__Description of the task__
Copy the data below exactly, omitting any picture it contains.

__Data for this exercise__
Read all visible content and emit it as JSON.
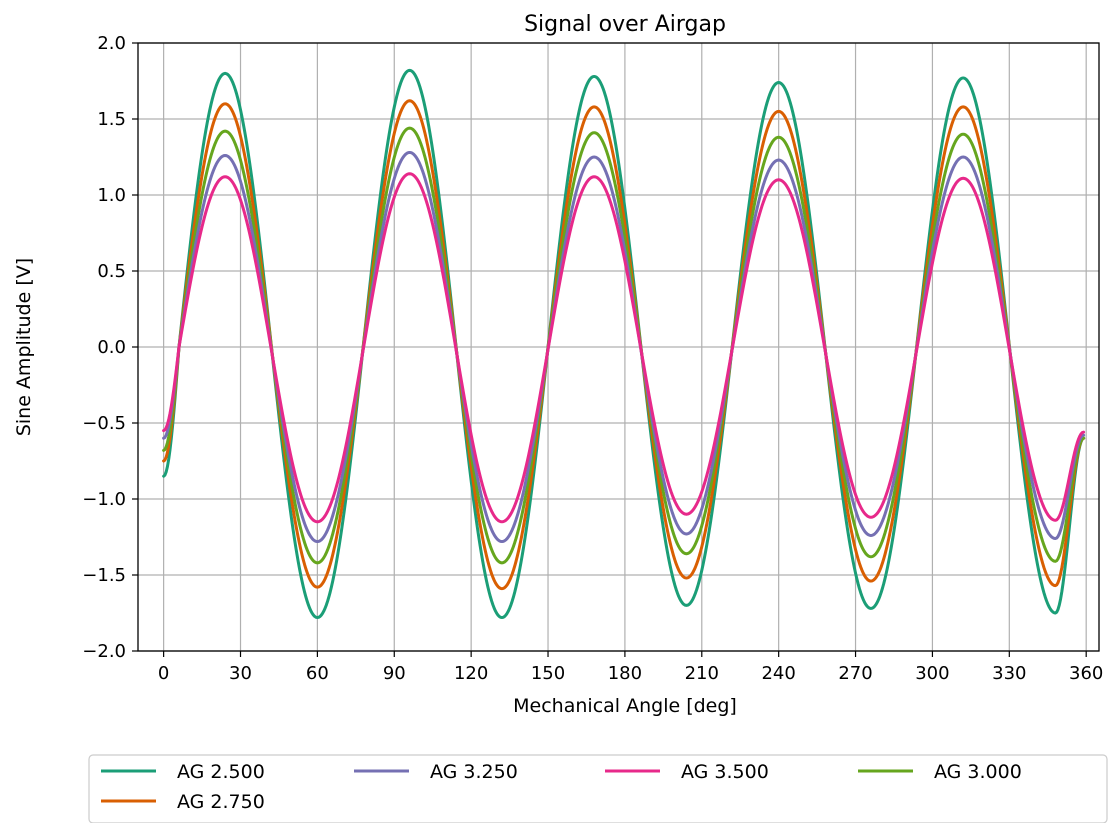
{
  "chart_data": {
    "type": "line",
    "title": "Signal over Airgap",
    "xlabel": "Mechanical Angle [deg]",
    "ylabel": "Sine Amplitude [V]",
    "xlim": [
      -10,
      365
    ],
    "ylim": [
      -2.0,
      2.0
    ],
    "xticks": [
      0,
      30,
      60,
      90,
      120,
      150,
      180,
      210,
      240,
      270,
      300,
      330,
      360
    ],
    "xtick_labels": [
      "0",
      "30",
      "60",
      "90",
      "120",
      "150",
      "180",
      "210",
      "240",
      "270",
      "300",
      "330",
      "360"
    ],
    "yticks": [
      2.0,
      1.5,
      1.0,
      0.5,
      0.0,
      -0.5,
      -1.0,
      -1.5,
      -2.0
    ],
    "ytick_labels": [
      "2.0",
      "1.5",
      "1.0",
      "0.5",
      "0.0",
      "−0.5",
      "−1.0",
      "−1.5",
      "−2.0"
    ],
    "grid": true,
    "legend_position": "bottom-below-axes",
    "waveform": {
      "period_deg": 72,
      "zero_crossing_deg": 6,
      "x_start": 0,
      "x_end": 359
    },
    "series": [
      {
        "name": "AG 2.500",
        "color": "#1b9e77",
        "peaks": [
          [
            24,
            1.8
          ],
          [
            60,
            -1.78
          ],
          [
            96,
            1.82
          ],
          [
            132,
            -1.78
          ],
          [
            168,
            1.78
          ],
          [
            204,
            -1.7
          ],
          [
            240,
            1.74
          ],
          [
            276,
            -1.72
          ],
          [
            312,
            1.77
          ],
          [
            348,
            -1.75
          ]
        ],
        "start_value": -0.85,
        "end_value": -0.6
      },
      {
        "name": "AG 2.750",
        "color": "#d95f02",
        "peaks": [
          [
            24,
            1.6
          ],
          [
            60,
            -1.58
          ],
          [
            96,
            1.62
          ],
          [
            132,
            -1.59
          ],
          [
            168,
            1.58
          ],
          [
            204,
            -1.52
          ],
          [
            240,
            1.55
          ],
          [
            276,
            -1.54
          ],
          [
            312,
            1.58
          ],
          [
            348,
            -1.57
          ]
        ],
        "start_value": -0.75,
        "end_value": -0.6
      },
      {
        "name": "AG 3.250",
        "color": "#7570b3",
        "peaks": [
          [
            24,
            1.26
          ],
          [
            60,
            -1.28
          ],
          [
            96,
            1.28
          ],
          [
            132,
            -1.28
          ],
          [
            168,
            1.25
          ],
          [
            204,
            -1.23
          ],
          [
            240,
            1.23
          ],
          [
            276,
            -1.24
          ],
          [
            312,
            1.25
          ],
          [
            348,
            -1.26
          ]
        ],
        "start_value": -0.6,
        "end_value": -0.58
      },
      {
        "name": "AG 3.500",
        "color": "#e7298a",
        "peaks": [
          [
            24,
            1.12
          ],
          [
            60,
            -1.15
          ],
          [
            96,
            1.14
          ],
          [
            132,
            -1.15
          ],
          [
            168,
            1.12
          ],
          [
            204,
            -1.1
          ],
          [
            240,
            1.1
          ],
          [
            276,
            -1.12
          ],
          [
            312,
            1.11
          ],
          [
            348,
            -1.14
          ]
        ],
        "start_value": -0.55,
        "end_value": -0.56
      },
      {
        "name": "AG 3.000",
        "color": "#66a61e",
        "peaks": [
          [
            24,
            1.42
          ],
          [
            60,
            -1.42
          ],
          [
            96,
            1.44
          ],
          [
            132,
            -1.42
          ],
          [
            168,
            1.41
          ],
          [
            204,
            -1.36
          ],
          [
            240,
            1.38
          ],
          [
            276,
            -1.38
          ],
          [
            312,
            1.4
          ],
          [
            348,
            -1.41
          ]
        ],
        "start_value": -0.68,
        "end_value": -0.6
      }
    ],
    "legend": [
      "AG 2.500",
      "AG 3.250",
      "AG 3.500",
      "AG 3.000",
      "AG 2.750"
    ]
  }
}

__Expected output__
Read all visible content and emit it as JSON.
{
  "chart_data": {
    "type": "line",
    "title": "Signal over Airgap",
    "xlabel": "Mechanical Angle [deg]",
    "ylabel": "Sine Amplitude [V]",
    "xlim": [
      -10,
      365
    ],
    "ylim": [
      -2.0,
      2.0
    ],
    "xticks": [
      0,
      30,
      60,
      90,
      120,
      150,
      180,
      210,
      240,
      270,
      300,
      330,
      360
    ],
    "xtick_labels": [
      "0",
      "30",
      "60",
      "90",
      "120",
      "150",
      "180",
      "210",
      "240",
      "270",
      "300",
      "330",
      "360"
    ],
    "yticks": [
      2.0,
      1.5,
      1.0,
      0.5,
      0.0,
      -0.5,
      -1.0,
      -1.5,
      -2.0
    ],
    "ytick_labels": [
      "2.0",
      "1.5",
      "1.0",
      "0.5",
      "0.0",
      "−0.5",
      "−1.0",
      "−1.5",
      "−2.0"
    ],
    "grid": true,
    "legend_position": "bottom-below-axes",
    "waveform": {
      "period_deg": 72,
      "zero_crossing_deg": 6,
      "x_start": 0,
      "x_end": 359
    },
    "series": [
      {
        "name": "AG 2.500",
        "color": "#1b9e77",
        "peaks": [
          [
            24,
            1.8
          ],
          [
            60,
            -1.78
          ],
          [
            96,
            1.82
          ],
          [
            132,
            -1.78
          ],
          [
            168,
            1.78
          ],
          [
            204,
            -1.7
          ],
          [
            240,
            1.74
          ],
          [
            276,
            -1.72
          ],
          [
            312,
            1.77
          ],
          [
            348,
            -1.75
          ]
        ],
        "start_value": -0.85,
        "end_value": -0.6
      },
      {
        "name": "AG 2.750",
        "color": "#d95f02",
        "peaks": [
          [
            24,
            1.6
          ],
          [
            60,
            -1.58
          ],
          [
            96,
            1.62
          ],
          [
            132,
            -1.59
          ],
          [
            168,
            1.58
          ],
          [
            204,
            -1.52
          ],
          [
            240,
            1.55
          ],
          [
            276,
            -1.54
          ],
          [
            312,
            1.58
          ],
          [
            348,
            -1.57
          ]
        ],
        "start_value": -0.75,
        "end_value": -0.6
      },
      {
        "name": "AG 3.250",
        "color": "#7570b3",
        "peaks": [
          [
            24,
            1.26
          ],
          [
            60,
            -1.28
          ],
          [
            96,
            1.28
          ],
          [
            132,
            -1.28
          ],
          [
            168,
            1.25
          ],
          [
            204,
            -1.23
          ],
          [
            240,
            1.23
          ],
          [
            276,
            -1.24
          ],
          [
            312,
            1.25
          ],
          [
            348,
            -1.26
          ]
        ],
        "start_value": -0.6,
        "end_value": -0.58
      },
      {
        "name": "AG 3.500",
        "color": "#e7298a",
        "peaks": [
          [
            24,
            1.12
          ],
          [
            60,
            -1.15
          ],
          [
            96,
            1.14
          ],
          [
            132,
            -1.15
          ],
          [
            168,
            1.12
          ],
          [
            204,
            -1.1
          ],
          [
            240,
            1.1
          ],
          [
            276,
            -1.12
          ],
          [
            312,
            1.11
          ],
          [
            348,
            -1.14
          ]
        ],
        "start_value": -0.55,
        "end_value": -0.56
      },
      {
        "name": "AG 3.000",
        "color": "#66a61e",
        "peaks": [
          [
            24,
            1.42
          ],
          [
            60,
            -1.42
          ],
          [
            96,
            1.44
          ],
          [
            132,
            -1.42
          ],
          [
            168,
            1.41
          ],
          [
            204,
            -1.36
          ],
          [
            240,
            1.38
          ],
          [
            276,
            -1.38
          ],
          [
            312,
            1.4
          ],
          [
            348,
            -1.41
          ]
        ],
        "start_value": -0.68,
        "end_value": -0.6
      }
    ],
    "legend": [
      "AG 2.500",
      "AG 3.250",
      "AG 3.500",
      "AG 3.000",
      "AG 2.750"
    ]
  }
}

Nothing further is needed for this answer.